TEXT —
You are viewing a plain text version of this content. The canonical link for it is here.

Posted to dev@kafka.apache.org by Paolo Moriello <pa...@gmail.com> on 2020/03/10 16:06:42 UTC

[DISCUSS] (KAFKA-9693) Kafka latency spikes caused by log segment flush on roll

Hi,

I've just created a Jira ticket to summarize the results of my analysis and
propose a mitigation to the latency spikes:
https://issues.apache.org/jira/browse/KAFKA-9693
Please have a look at the ticket.
Do you see any important implication/risk in doing this change?

Thanks,
Paolo

On Tue, 18 Feb 2020 at 14:42, Paolo Moriello <pa...@gmail.com>
wrote:

> Hello,
>
>
> I'm performing an investigation on Kafka latency. During my analysis I was
> able to reproduce a scenario in which Kafka latency repeatedly spikes at
> constant frequency, for small amounts of time.
>
> In my tests, in particular, latency could spike every ~2 minutes
> (dependently on the throughput and input...) from an avg of ~3ms up to a
> max of +500ms (p95-p99).
>
> See image: https://imagizer.imageshack.com/img922/5308/glhkO4.png
>
>
> Further investigations showed that this is most likely caused by log
> segments being rolled over.
>
>
> Did anybody ever noticed anything like that? Do you know if it is possible
> to tune p99 performance in order to reduce/eliminate the latency spikes?
>
>
> Thanks,
>
> Paolo
>
>
> Test configuration:
>
>    - 15 brokers
>    - 6 producers, ack=1, no compression
>    - 1 topic, 90 partitions
>    - Kafka 2.2.1
>
>

DIRECTIONS — According to the thread, what was most likely causing the latency spikes?

Data items —
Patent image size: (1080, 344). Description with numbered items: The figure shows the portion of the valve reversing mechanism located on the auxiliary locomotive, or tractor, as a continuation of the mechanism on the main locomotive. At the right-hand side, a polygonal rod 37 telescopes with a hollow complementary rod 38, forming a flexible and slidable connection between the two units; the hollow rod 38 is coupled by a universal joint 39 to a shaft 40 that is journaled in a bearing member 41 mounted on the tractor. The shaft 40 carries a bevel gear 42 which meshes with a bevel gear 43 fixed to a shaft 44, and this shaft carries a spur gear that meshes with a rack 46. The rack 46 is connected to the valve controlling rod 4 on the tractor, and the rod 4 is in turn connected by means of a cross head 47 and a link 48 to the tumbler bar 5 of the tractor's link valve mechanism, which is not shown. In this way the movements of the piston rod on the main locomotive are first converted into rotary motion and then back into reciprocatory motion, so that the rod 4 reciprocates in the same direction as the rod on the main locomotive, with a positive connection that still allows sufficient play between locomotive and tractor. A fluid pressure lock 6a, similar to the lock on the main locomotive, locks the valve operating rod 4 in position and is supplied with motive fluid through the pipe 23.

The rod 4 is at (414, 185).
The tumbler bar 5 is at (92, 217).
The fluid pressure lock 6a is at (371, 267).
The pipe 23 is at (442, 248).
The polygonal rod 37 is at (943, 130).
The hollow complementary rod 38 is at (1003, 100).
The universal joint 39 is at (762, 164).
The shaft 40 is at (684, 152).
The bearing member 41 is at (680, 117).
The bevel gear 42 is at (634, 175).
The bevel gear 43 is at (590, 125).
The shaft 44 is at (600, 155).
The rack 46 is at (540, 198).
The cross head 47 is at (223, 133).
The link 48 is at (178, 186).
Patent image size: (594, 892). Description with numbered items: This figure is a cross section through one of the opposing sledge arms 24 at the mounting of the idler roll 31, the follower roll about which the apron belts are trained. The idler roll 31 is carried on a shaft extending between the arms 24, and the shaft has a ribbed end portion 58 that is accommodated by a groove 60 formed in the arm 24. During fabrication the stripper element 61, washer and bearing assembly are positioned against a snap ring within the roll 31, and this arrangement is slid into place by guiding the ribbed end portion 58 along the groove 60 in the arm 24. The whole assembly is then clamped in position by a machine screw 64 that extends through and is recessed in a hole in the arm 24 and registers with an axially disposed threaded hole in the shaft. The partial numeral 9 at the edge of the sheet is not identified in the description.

OUTPUT — Log segments being rolled over.